§ **Work to do**: Reproduce each of the following lines verbatim.

— Start Stored rows —

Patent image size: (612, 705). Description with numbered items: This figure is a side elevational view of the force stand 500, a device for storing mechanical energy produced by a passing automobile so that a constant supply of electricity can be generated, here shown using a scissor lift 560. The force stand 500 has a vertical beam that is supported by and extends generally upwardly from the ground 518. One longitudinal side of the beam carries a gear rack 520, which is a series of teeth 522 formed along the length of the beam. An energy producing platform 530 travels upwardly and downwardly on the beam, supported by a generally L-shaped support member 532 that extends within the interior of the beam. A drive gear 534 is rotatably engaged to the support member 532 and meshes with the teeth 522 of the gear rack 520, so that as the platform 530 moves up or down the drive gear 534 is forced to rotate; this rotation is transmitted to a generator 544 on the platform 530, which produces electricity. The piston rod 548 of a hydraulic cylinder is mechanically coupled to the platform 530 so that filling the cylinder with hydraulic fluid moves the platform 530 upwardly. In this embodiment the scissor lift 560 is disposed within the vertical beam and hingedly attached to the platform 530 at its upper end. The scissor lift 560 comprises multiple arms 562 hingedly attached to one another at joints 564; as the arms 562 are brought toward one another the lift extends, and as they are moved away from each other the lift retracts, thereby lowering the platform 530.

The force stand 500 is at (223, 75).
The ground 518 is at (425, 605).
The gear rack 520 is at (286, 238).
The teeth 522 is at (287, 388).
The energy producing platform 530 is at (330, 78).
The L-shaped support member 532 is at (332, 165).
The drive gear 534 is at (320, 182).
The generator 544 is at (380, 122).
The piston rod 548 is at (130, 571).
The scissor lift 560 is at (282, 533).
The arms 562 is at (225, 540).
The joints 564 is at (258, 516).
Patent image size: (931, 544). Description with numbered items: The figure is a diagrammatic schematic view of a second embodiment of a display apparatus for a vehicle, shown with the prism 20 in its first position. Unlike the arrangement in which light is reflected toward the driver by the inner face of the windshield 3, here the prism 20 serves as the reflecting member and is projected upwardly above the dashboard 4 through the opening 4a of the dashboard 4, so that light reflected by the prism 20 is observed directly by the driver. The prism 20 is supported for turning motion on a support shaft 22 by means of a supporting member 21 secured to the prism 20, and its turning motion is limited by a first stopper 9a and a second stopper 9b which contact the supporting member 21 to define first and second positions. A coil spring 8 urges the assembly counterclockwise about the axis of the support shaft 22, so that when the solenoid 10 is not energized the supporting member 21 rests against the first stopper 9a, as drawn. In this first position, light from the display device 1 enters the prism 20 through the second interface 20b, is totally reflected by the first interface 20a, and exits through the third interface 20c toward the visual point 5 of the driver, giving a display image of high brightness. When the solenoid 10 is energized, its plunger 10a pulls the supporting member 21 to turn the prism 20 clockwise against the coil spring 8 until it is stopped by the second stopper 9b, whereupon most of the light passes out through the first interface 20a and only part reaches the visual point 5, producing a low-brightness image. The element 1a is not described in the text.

— End Stored rows —

§ **Response to the task**:
Patent image size: (612, 705). Description with numbered items: This figure is a side elevational view of the force stand 500, a device for storing mechanical energy produced by a passing automobile so that a constant supply of electricity can be generated, here shown using a scissor lift 560. The force stand 500 has a vertical beam that is supported by and extends generally upwardly from the ground 518. One longitudinal side of the beam carries a gear rack 520, which is a series of teeth 522 formed along the length of the beam. An energy producing platform 530 travels upwardly and downwardly on the beam, supported by a generally L-shaped support member 532 that extends within the interior of the beam. A drive gear 534 is rotatably engaged to the support member 532 and meshes with the teeth 522 of the gear rack 520, so that as the platform 530 moves up or down the drive gear 534 is forced to rotate; this rotation is transmitted to a generator 544 on the platform 530, which produces electricity. The piston rod 548 of a hydraulic cylinder is mechanically coupled to the platform 530 so that filling the cylinder with hydraulic fluid moves the platform 530 upwardly. In this embodiment the scissor lift 560 is disposed within the vertical beam and hingedly attached to the platform 530 at its upper end. The scissor lift 560 comprises multiple arms 562 hingedly attached to one another at joints 564; as the arms 562 are brought toward one another the lift extends, and as they are moved away from each other the lift retracts, thereby lowering the platform 530.

The force stand 500 is at (223, 75).
The ground 518 is at (425, 605).
The gear rack 520 is at (286, 238).
The teeth 522 is at (287, 388).
The energy producing platform 530 is at (330, 78).
The L-shaped support member 532 is at (332, 165).
The drive gear 534 is at (320, 182).
The generator 544 is at (380, 122).
The piston rod 548 is at (130, 571).
The scissor lift 560 is at (282, 533).
The arms 562 is at (225, 540).
The joints 564 is at (258, 516).
Patent image size: (931, 544). Description with numbered items: The figure is a diagrammatic schematic view of a second embodiment of a display apparatus for a vehicle, shown with the prism 20 in its first position. Unlike the arrangement in which light is reflected toward the driver by the inner face of the windshield 3, here the prism 20 serves as the reflecting member and is projected upwardly above the dashboard 4 through the opening 4a of the dashboard 4, so that light reflected by the prism 20 is observed directly by the driver. The prism 20 is supported for turning motion on a support shaft 22 by means of a supporting member 21 secured to the prism 20, and its turning motion is limited by a first stopper 9a and a second stopper 9b which contact the supporting member 21 to define first and second positions. A coil spring 8 urges the assembly counterclockwise about the axis of the support shaft 22, so that when the solenoid 10 is not energized the supporting member 21 rests against the first stopper 9a, as drawn. In this first position, light from the display device 1 enters the prism 20 through the second interface 20b, is totally reflected by the first interface 20a, and exits through the third interface 20c toward the visual point 5 of the driver, giving a display image of high brightness. When the solenoid 10 is energized, its plunger 10a pulls the supporting member 21 to turn the prism 20 clockwise against the coil spring 8 until it is stopped by the second stopper 9b, whereupon most of the light passes out through the first interface 20a and only part reaches the visual point 5, producing a low-brightness image. The element 1a is not described in the text.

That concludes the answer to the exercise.